#### [GIVEN INSTRUCTION]
Read the data and repeat all of it exactly.

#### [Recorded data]
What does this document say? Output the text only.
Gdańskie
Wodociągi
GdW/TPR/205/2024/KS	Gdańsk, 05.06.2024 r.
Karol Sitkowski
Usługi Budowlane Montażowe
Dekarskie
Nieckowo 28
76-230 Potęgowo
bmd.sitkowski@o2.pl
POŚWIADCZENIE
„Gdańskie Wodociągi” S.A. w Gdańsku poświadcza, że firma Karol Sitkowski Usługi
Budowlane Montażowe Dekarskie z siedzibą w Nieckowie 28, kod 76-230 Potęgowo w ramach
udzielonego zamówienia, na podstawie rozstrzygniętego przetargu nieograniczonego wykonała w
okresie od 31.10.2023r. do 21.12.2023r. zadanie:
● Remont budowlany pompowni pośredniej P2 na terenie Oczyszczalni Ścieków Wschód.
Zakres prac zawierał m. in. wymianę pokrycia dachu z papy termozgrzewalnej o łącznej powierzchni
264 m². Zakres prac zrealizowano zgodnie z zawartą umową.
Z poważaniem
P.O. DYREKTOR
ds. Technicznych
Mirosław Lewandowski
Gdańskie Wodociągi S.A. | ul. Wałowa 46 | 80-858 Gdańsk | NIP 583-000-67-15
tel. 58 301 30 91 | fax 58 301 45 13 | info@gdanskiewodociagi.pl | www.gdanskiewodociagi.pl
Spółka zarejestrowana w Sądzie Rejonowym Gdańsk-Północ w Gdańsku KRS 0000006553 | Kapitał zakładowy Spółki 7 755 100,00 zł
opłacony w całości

#### [REPLY TO THE EXERCISE]
What does this document say? Output the text only.
Gdańskie
Wodociągi
GdW/TPR/205/2024/KS	Gdańsk, 05.06.2024 r.
Karol Sitkowski
Usługi Budowlane Montażowe
Dekarskie
Nieckowo 28
76-230 Potęgowo
bmd.sitkowski@o2.pl
POŚWIADCZENIE
„Gdańskie Wodociągi” S.A. w Gdańsku poświadcza, że firma Karol Sitkowski Usługi
Budowlane Montażowe Dekarskie z siedzibą w Nieckowie 28, kod 76-230 Potęgowo w ramach
udzielonego zamówienia, na podstawie rozstrzygniętego przetargu nieograniczonego wykonała w
okresie od 31.10.2023r. do 21.12.2023r. zadanie:
● Remont budowlany pompowni pośredniej P2 na terenie Oczyszczalni Ścieków Wschód.
Zakres prac zawierał m. in. wymianę pokrycia dachu z papy termozgrzewalnej o łącznej powierzchni
264 m². Zakres prac zrealizowano zgodnie z zawartą umową.
Z poważaniem
P.O. DYREKTOR
ds. Technicznych
Mirosław Lewandowski
Gdańskie Wodociągi S.A. | ul. Wałowa 46 | 80-858 Gdańsk | NIP 583-000-67-15
tel. 58 301 30 91 | fax 58 301 45 13 | info@gdanskiewodociagi.pl | www.gdanskiewodociagi.pl
Spółka zarejestrowana w Sądzie Rejonowym Gdańsk-Północ w Gdańsku KRS 0000006553 | Kapitał zakładowy Spółki 7 755 100,00 zł
opłacony w całości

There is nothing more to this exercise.